## [WHAT THE EXERCISE ASKS]
Each record is to be transcribed exactly.

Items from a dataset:
---+---
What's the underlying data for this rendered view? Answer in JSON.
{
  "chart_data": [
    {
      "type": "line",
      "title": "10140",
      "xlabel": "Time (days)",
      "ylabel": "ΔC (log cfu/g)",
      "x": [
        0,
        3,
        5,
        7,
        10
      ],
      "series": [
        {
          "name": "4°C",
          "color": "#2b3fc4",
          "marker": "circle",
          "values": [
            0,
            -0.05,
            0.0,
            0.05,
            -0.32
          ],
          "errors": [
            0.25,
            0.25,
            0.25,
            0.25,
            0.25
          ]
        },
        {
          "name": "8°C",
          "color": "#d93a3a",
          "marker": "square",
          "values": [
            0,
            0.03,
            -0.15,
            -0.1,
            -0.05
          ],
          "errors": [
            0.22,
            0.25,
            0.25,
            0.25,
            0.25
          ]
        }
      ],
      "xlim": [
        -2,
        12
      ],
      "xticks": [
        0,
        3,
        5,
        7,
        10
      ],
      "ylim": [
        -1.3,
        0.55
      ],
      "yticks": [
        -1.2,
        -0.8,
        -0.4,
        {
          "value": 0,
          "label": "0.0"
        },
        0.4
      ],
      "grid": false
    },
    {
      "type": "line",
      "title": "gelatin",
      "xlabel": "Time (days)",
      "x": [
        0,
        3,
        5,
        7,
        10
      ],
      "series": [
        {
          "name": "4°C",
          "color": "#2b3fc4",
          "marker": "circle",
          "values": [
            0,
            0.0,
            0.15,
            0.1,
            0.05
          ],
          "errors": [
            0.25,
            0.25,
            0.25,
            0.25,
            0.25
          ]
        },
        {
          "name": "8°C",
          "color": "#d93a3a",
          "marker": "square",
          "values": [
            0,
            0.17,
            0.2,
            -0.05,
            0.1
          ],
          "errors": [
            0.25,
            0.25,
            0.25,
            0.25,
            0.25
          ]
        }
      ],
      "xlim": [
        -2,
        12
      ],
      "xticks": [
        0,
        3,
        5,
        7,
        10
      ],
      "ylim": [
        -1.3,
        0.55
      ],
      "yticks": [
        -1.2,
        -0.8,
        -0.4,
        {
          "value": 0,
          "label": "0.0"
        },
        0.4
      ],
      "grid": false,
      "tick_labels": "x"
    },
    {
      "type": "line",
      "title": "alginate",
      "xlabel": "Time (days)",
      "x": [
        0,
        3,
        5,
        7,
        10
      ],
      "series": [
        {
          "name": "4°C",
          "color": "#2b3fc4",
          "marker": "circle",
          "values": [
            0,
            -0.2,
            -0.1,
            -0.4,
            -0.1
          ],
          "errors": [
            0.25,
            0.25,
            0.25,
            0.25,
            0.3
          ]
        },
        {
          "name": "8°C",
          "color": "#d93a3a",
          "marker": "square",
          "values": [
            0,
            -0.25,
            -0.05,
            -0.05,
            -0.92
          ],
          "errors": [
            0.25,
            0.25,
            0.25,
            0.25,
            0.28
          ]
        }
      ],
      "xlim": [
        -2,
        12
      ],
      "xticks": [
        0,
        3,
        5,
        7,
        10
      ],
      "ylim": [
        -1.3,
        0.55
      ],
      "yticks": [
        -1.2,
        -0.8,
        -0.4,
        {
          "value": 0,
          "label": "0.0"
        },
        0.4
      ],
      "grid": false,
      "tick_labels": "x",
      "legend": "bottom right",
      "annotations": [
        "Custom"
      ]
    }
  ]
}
---+---
## [OUTPUT FOR THIS TASK]
What's the underlying data for this rendered view? Answer in JSON.
{
  "chart_data": [
    {
      "type": "line",
      "title": "10140",
      "xlabel": "Time (days)",
      "ylabel": "ΔC (log cfu/g)",
      "x": [
        0,
        3,
        5,
        7,
        10
      ],
      "series": [
        {
          "name": "4°C",
          "color": "#2b3fc4",
          "marker": "circle",
          "values": [
            0,
            -0.05,
            0.0,
            0.05,
            -0.32
          ],
          "errors": [
            0.25,
            0.25,
            0.25,
            0.25,
            0.25
          ]
        },
        {
          "name": "8°C",
          "color": "#d93a3a",
          "marker": "square",
          "values": [
            0,
            0.03,
            -0.15,
            -0.1,
            -0.05
          ],
          "errors": [
            0.22,
            0.25,
            0.25,
            0.25,
            0.25
          ]
        }
      ],
      "xlim": [
        -2,
        12
      ],
      "xticks": [
        0,
        3,
        5,
        7,
        10
      ],
      "ylim": [
        -1.3,
        0.55
      ],
      "yticks": [
        -1.2,
        -0.8,
        -0.4,
        {
          "value": 0,
          "label": "0.0"
        },
        0.4
      ],
      "grid": false
    },
    {
      "type": "line",
      "title": "gelatin",
      "xlabel": "Time (days)",
      "x": [
        0,
        3,
        5,
        7,
        10
      ],
      "series": [
        {
          "name": "4°C",
          "color": "#2b3fc4",
          "marker": "circle",
          "values": [
            0,
            0.0,
            0.15,
            0.1,
            0.05
          ],
          "errors": [
            0.25,
            0.25,
            0.25,
            0.25,
            0.25
          ]
        },
        {
          "name": "8°C",
          "color": "#d93a3a",
          "marker": "square",
          "values": [
            0,
            0.17,
            0.2,
            -0.05,
            0.1
          ],
          "errors": [
            0.25,
            0.25,
            0.25,
            0.25,
            0.25
          ]
        }
      ],
      "xlim": [
        -2,
        12
      ],
      "xticks": [
        0,
        3,
        5,
        7,
        10
      ],
      "ylim": [
        -1.3,
        0.55
      ],
      "yticks": [
        -1.2,
        -0.8,
        -0.4,
        {
          "value": 0,
          "label": "0.0"
        },
        0.4
      ],
      "grid": false,
      "tick_labels": "x"
    },
    {
      "type": "line",
      "title": "alginate",
      "xlabel": "Time (days)",
      "x": [
        0,
        3,
        5,
        7,
        10
      ],
      "series": [
        {
          "name": "4°C",
          "color": "#2b3fc4",
          "marker": "circle",
          "values": [
            0,
            -0.2,
            -0.1,
            -0.4,
            -0.1
          ],
          "errors": [
            0.25,
            0.25,
            0.25,
            0.25,
            0.3
          ]
        },
        {
          "name": "8°C",
          "color": "#d93a3a",
          "marker": "square",
          "values": [
            0,
            -0.25,
            -0.05,
            -0.05,
            -0.92
          ],
          "errors": [
            0.25,
            0.25,
            0.25,
            0.25,
            0.28
          ]
        }
      ],
      "xlim": [
        -2,
        12
      ],
      "xticks": [
        0,
        3,
        5,
        7,
        10
      ],
      "ylim": [
        -1.3,
        0.55
      ],
      "yticks": [
        -1.2,
        -0.8,
        -0.4,
        {
          "value": 0,
          "label": "0.0"
        },
        0.4
      ],
      "grid": false,
      "tick_labels": "x",
      "legend": "bottom right",
      "annotations": [
        "Custom"
      ]
    }
  ]
}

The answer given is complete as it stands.